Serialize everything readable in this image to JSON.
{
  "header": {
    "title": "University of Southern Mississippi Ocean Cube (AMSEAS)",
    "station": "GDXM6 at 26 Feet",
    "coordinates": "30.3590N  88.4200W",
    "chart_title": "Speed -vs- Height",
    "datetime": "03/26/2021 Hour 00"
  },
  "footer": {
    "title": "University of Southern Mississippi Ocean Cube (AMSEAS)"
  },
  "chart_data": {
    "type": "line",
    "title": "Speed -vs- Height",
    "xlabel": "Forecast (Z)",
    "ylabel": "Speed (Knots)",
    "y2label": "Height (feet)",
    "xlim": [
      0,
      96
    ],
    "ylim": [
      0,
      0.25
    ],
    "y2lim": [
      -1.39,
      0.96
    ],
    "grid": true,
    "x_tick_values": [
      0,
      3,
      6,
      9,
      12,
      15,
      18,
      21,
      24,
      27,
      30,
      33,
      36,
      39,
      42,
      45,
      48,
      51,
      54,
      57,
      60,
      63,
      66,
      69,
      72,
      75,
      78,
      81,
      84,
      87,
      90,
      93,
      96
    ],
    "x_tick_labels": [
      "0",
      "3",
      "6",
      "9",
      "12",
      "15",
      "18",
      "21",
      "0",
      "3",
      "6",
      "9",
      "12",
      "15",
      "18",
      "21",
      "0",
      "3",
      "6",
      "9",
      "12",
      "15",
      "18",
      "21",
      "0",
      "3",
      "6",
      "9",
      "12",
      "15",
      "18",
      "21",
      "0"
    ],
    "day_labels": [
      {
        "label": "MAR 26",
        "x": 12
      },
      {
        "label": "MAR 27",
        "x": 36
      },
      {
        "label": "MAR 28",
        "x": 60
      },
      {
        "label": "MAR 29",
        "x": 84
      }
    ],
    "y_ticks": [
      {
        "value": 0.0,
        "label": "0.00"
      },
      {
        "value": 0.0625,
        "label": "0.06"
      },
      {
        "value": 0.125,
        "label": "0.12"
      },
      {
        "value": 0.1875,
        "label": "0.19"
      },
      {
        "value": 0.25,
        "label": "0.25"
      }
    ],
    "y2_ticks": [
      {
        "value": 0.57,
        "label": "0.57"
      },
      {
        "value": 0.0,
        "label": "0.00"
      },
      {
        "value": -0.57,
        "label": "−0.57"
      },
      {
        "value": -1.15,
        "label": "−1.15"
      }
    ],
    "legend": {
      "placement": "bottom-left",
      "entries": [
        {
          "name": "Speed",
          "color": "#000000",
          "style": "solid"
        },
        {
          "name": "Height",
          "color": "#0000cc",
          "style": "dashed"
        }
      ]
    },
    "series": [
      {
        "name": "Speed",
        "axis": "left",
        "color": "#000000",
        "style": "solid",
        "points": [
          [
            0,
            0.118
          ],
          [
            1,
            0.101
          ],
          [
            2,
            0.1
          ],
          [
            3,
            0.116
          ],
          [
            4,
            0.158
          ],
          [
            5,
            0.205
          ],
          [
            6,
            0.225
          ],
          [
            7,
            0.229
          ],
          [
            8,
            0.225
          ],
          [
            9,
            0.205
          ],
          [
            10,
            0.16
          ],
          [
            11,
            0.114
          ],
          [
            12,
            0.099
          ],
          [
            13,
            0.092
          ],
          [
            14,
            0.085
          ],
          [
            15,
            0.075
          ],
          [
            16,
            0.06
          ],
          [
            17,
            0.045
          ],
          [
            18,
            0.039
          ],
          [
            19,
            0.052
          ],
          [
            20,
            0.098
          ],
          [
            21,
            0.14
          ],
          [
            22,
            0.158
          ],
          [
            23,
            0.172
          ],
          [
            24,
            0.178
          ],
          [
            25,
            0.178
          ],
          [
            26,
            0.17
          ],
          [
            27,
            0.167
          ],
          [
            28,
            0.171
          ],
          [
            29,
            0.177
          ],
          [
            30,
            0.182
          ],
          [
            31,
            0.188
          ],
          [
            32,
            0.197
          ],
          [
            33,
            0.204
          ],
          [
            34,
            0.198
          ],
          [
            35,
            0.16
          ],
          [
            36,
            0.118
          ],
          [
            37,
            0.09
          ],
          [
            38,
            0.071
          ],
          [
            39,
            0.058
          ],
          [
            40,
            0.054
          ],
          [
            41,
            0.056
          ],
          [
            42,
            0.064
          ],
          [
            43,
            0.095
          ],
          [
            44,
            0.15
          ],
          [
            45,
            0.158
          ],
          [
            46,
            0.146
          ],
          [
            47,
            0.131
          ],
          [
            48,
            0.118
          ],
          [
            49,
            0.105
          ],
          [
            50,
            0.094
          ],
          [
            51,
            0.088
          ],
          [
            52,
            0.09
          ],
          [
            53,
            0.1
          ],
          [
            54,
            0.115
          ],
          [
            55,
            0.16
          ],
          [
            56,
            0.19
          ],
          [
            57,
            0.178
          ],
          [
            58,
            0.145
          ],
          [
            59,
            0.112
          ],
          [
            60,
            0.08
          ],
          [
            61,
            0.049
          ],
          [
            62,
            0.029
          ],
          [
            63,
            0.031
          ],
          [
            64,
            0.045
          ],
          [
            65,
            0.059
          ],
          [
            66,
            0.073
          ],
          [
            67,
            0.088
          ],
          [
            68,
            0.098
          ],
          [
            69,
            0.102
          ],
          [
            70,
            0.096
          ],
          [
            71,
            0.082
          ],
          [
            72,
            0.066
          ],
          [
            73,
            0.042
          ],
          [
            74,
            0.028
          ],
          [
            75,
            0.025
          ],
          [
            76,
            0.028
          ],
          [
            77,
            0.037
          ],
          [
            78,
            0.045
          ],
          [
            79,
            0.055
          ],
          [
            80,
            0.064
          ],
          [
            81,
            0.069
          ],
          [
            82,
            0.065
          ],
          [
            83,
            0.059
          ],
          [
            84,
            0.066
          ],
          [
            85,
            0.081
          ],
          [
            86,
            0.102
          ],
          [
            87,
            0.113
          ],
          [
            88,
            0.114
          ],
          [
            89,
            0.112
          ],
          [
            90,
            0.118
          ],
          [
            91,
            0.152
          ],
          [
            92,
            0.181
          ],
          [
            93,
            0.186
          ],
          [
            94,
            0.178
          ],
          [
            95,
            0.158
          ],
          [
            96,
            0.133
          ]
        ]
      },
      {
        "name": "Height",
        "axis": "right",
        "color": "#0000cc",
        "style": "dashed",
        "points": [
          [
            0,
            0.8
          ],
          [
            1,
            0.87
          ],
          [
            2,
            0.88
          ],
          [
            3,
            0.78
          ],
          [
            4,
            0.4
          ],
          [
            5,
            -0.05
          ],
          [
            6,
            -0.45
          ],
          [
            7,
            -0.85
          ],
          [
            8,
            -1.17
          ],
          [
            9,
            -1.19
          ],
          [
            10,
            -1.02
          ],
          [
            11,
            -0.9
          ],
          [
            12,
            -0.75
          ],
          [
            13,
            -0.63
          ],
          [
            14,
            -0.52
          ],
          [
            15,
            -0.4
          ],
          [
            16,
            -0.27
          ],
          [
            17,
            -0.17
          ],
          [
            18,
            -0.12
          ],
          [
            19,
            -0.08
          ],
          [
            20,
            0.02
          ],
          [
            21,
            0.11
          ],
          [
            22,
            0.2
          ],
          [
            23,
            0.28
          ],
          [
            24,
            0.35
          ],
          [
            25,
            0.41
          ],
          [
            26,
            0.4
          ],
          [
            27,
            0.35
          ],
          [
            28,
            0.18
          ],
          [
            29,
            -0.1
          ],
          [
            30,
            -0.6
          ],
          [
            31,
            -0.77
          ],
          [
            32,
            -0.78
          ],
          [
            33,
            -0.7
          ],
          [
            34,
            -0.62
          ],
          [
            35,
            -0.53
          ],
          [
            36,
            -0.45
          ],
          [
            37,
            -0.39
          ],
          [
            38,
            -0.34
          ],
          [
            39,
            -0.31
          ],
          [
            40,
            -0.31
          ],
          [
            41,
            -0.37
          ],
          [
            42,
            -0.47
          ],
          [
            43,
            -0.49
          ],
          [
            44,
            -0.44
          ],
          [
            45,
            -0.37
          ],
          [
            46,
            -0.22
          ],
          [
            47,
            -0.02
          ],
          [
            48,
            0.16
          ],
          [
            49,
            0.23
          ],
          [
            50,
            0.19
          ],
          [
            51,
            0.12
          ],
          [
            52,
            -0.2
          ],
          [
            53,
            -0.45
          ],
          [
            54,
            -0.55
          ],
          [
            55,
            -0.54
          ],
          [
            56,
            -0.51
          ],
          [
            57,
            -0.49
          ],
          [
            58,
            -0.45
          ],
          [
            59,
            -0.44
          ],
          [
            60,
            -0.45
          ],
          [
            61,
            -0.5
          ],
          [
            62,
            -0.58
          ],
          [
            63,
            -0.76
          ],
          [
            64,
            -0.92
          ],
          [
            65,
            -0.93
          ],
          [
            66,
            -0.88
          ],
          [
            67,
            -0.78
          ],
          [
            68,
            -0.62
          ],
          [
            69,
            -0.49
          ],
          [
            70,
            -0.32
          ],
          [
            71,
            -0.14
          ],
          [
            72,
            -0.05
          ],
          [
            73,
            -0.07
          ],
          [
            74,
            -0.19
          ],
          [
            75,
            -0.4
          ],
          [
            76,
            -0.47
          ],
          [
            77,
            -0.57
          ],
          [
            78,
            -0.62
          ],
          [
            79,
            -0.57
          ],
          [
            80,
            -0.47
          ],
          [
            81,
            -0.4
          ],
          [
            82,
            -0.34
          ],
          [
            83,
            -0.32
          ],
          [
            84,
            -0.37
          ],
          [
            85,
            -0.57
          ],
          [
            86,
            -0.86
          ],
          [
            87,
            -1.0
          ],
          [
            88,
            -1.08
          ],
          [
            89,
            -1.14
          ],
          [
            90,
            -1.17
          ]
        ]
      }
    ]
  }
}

Challenge –
Pick out all lines containing the string "Cube".

Completed task –
    "title": "University of Southern Mississippi Ocean Cube (AMSEAS)",
    "title": "University of Southern Mississippi Ocean Cube (AMSEAS)"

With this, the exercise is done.